====== ROWS ======

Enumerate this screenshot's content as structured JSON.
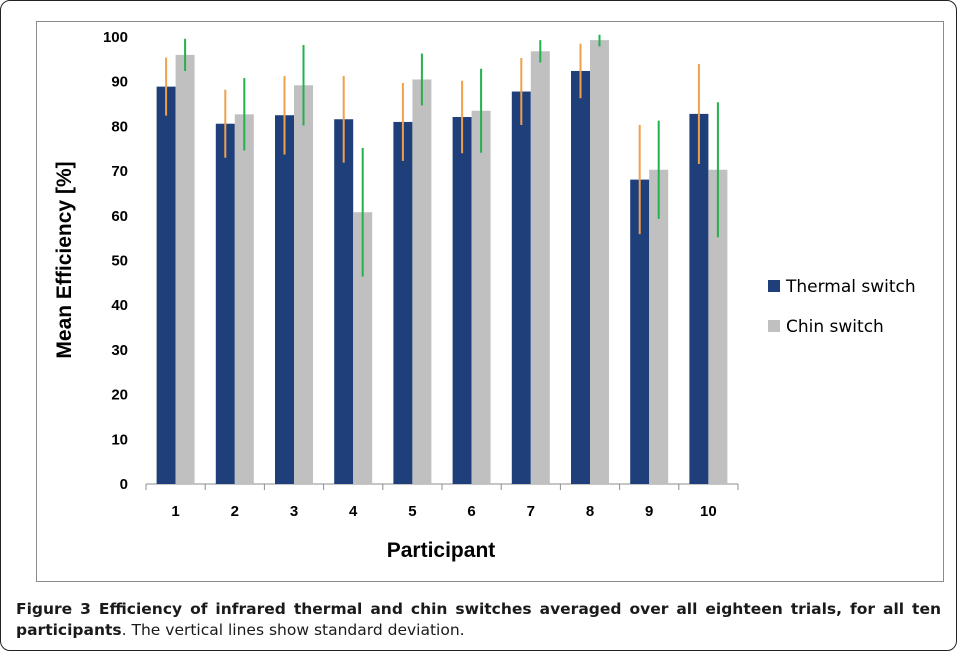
{
  "chart_data": {
    "type": "bar",
    "xlabel": "Participant",
    "ylabel": "Mean  Efficiency [%]",
    "ylim": [
      0,
      100
    ],
    "yticks": [
      0,
      10,
      20,
      30,
      40,
      50,
      60,
      70,
      80,
      90,
      100
    ],
    "grid": false,
    "legend_position": "right",
    "categories": [
      "1",
      "2",
      "3",
      "4",
      "5",
      "6",
      "7",
      "8",
      "9",
      "10"
    ],
    "series": [
      {
        "name": "Thermal switch",
        "color": "#1f3f7a",
        "error_color": "#f0a04b",
        "values": [
          88.9,
          80.6,
          82.5,
          81.6,
          81.0,
          82.1,
          87.8,
          92.4,
          68.1,
          82.8
        ],
        "std": [
          6.5,
          7.6,
          8.8,
          9.7,
          8.7,
          8.1,
          7.5,
          6.1,
          12.2,
          11.2
        ]
      },
      {
        "name": "Chin switch",
        "color": "#c0c0c0",
        "error_color": "#22b14c",
        "values": [
          96.0,
          82.7,
          89.2,
          60.8,
          90.5,
          83.5,
          96.8,
          99.3,
          70.3,
          70.3
        ],
        "std": [
          3.6,
          8.1,
          9.0,
          14.4,
          5.8,
          9.4,
          2.5,
          1.4,
          11.0,
          15.1
        ]
      }
    ]
  },
  "caption": {
    "bold": "Figure 3 Efficiency of infrared thermal and chin switches averaged over all eighteen trials, for all ten participants",
    "rest": ". The vertical lines show standard deviation."
  }
}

======

WRITTEN INSTRUCTION
All the material shown above is to be copied exactly, with no pictures carried over.

OUTPUT
Enumerate this screenshot's content as structured JSON.
{
  "chart_data": {
    "type": "bar",
    "xlabel": "Participant",
    "ylabel": "Mean  Efficiency [%]",
    "ylim": [
      0,
      100
    ],
    "yticks": [
      0,
      10,
      20,
      30,
      40,
      50,
      60,
      70,
      80,
      90,
      100
    ],
    "grid": false,
    "legend_position": "right",
    "categories": [
      "1",
      "2",
      "3",
      "4",
      "5",
      "6",
      "7",
      "8",
      "9",
      "10"
    ],
    "series": [
      {
        "name": "Thermal switch",
        "color": "#1f3f7a",
        "error_color": "#f0a04b",
        "values": [
          88.9,
          80.6,
          82.5,
          81.6,
          81.0,
          82.1,
          87.8,
          92.4,
          68.1,
          82.8
        ],
        "std": [
          6.5,
          7.6,
          8.8,
          9.7,
          8.7,
          8.1,
          7.5,
          6.1,
          12.2,
          11.2
        ]
      },
      {
        "name": "Chin switch",
        "color": "#c0c0c0",
        "error_color": "#22b14c",
        "values": [
          96.0,
          82.7,
          89.2,
          60.8,
          90.5,
          83.5,
          96.8,
          99.3,
          70.3,
          70.3
        ],
        "std": [
          3.6,
          8.1,
          9.0,
          14.4,
          5.8,
          9.4,
          2.5,
          1.4,
          11.0,
          15.1
        ]
      }
    ]
  },
  "caption": {
    "bold": "Figure 3 Efficiency of infrared thermal and chin switches averaged over all eighteen trials, for all ten participants",
    "rest": ". The vertical lines show standard deviation."
  }
}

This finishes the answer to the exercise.